BEGIN DATASET EXTRACT

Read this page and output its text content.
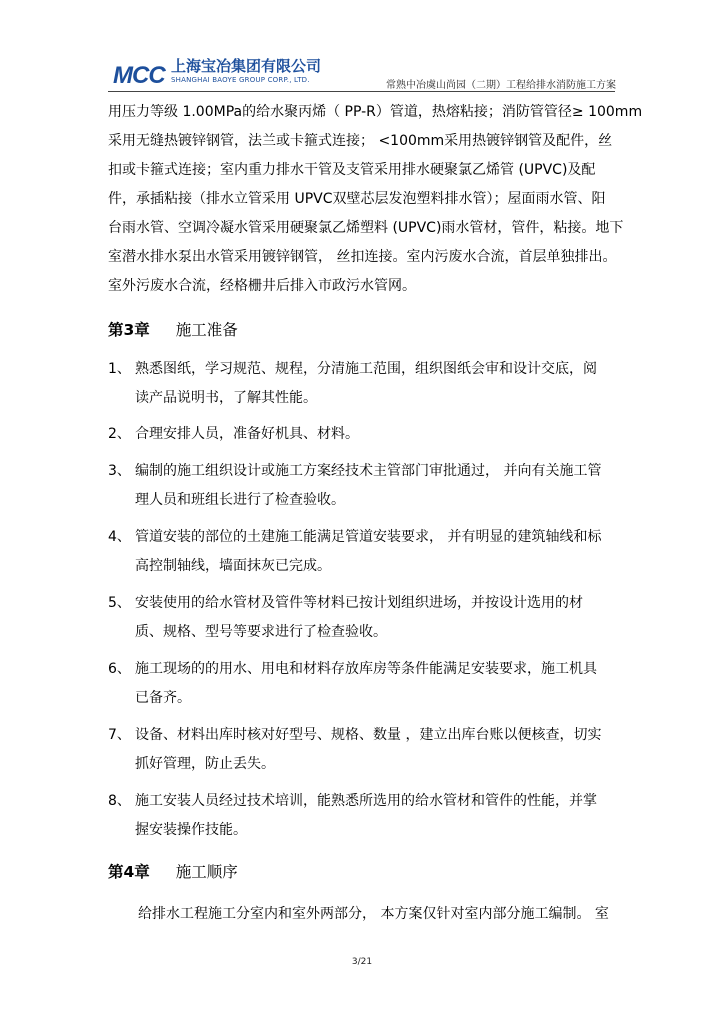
MCC 上海宝冶集团有限公司
SHANGHAI BAOYE GROUP CORP., LTD.	常熟中冶虞山尚园（二期）工程给排水消防施工方案
用压力等级 1.00MPa的给水聚丙烯（ PP-R）管道，热熔粘接；消防管管径≥ 100mm
采用无缝热镀锌钢管，法兰或卡箍式连接； <100mm采用热镀锌钢管及配件，丝
扣或卡箍式连接；室内重力排水干管及支管采用排水硬聚氯乙烯管 (UPVC)及配
件，承插粘接（排水立管采用 UPVC双壁芯层发泡塑料排水管）；屋面雨水管、阳
台雨水管、空调冷凝水管采用硬聚氯乙烯塑料 (UPVC)雨水管材，管件，粘接。地下
室潜水排水泵出水管采用镀锌钢管， 丝扣连接。室内污废水合流，首层单独排出。
室外污废水合流，经格栅井后排入市政污水管网。
第3章 施工准备
1、 熟悉图纸，学习规范、规程，分清施工范围，组织图纸会审和设计交底，阅
读产品说明书，了解其性能。
2、 合理安排人员，准备好机具、材料。
3、 编制的施工组织设计或施工方案经技术主管部门审批通过， 并向有关施工管
理人员和班组长进行了检查验收。
4、 管道安装的部位的土建施工能满足管道安装要求， 并有明显的建筑轴线和标
高控制轴线，墙面抹灰已完成。
5、 安装使用的给水管材及管件等材料已按计划组织进场，并按设计选用的材
质、规格、型号等要求进行了检查验收。
6、 施工现场的的用水、用电和材料存放库房等条件能满足安装要求，施工机具
已备齐。
7、 设备、材料出库时核对好型号、规格、数量 ，建立出库台账以便核查，切实
抓好管理，防止丢失。
8、 施工安装人员经过技术培训，能熟悉所选用的给水管材和管件的性能，并掌
握安装操作技能。
第4章 施工顺序
给排水工程施工分室内和室外两部分， 本方案仅针对室内部分施工编制。 室
3/21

END DATASET EXTRACT

◆ **WHAT YOU ARE ASKED TO DO**: Copy all the data exactly as written, but skip any picture.

◆ **COMPLETE OUTPUT**:
Read this page and output its text content.
MCC 上海宝冶集团有限公司
SHANGHAI BAOYE GROUP CORP., LTD.	常熟中冶虞山尚园（二期）工程给排水消防施工方案
用压力等级 1.00MPa的给水聚丙烯（ PP-R）管道，热熔粘接；消防管管径≥ 100mm
采用无缝热镀锌钢管，法兰或卡箍式连接； <100mm采用热镀锌钢管及配件，丝
扣或卡箍式连接；室内重力排水干管及支管采用排水硬聚氯乙烯管 (UPVC)及配
件，承插粘接（排水立管采用 UPVC双壁芯层发泡塑料排水管）；屋面雨水管、阳
台雨水管、空调冷凝水管采用硬聚氯乙烯塑料 (UPVC)雨水管材，管件，粘接。地下
室潜水排水泵出水管采用镀锌钢管， 丝扣连接。室内污废水合流，首层单独排出。
室外污废水合流，经格栅井后排入市政污水管网。
第3章 施工准备
1、 熟悉图纸，学习规范、规程，分清施工范围，组织图纸会审和设计交底，阅
读产品说明书，了解其性能。
2、 合理安排人员，准备好机具、材料。
3、 编制的施工组织设计或施工方案经技术主管部门审批通过， 并向有关施工管
理人员和班组长进行了检查验收。
4、 管道安装的部位的土建施工能满足管道安装要求， 并有明显的建筑轴线和标
高控制轴线，墙面抹灰已完成。
5、 安装使用的给水管材及管件等材料已按计划组织进场，并按设计选用的材
质、规格、型号等要求进行了检查验收。
6、 施工现场的的用水、用电和材料存放库房等条件能满足安装要求，施工机具
已备齐。
7、 设备、材料出库时核对好型号、规格、数量 ，建立出库台账以便核查，切实
抓好管理，防止丢失。
8、 施工安装人员经过技术培训，能熟悉所选用的给水管材和管件的性能，并掌
握安装操作技能。
第4章 施工顺序
给排水工程施工分室内和室外两部分， 本方案仅针对室内部分施工编制。 室
3/21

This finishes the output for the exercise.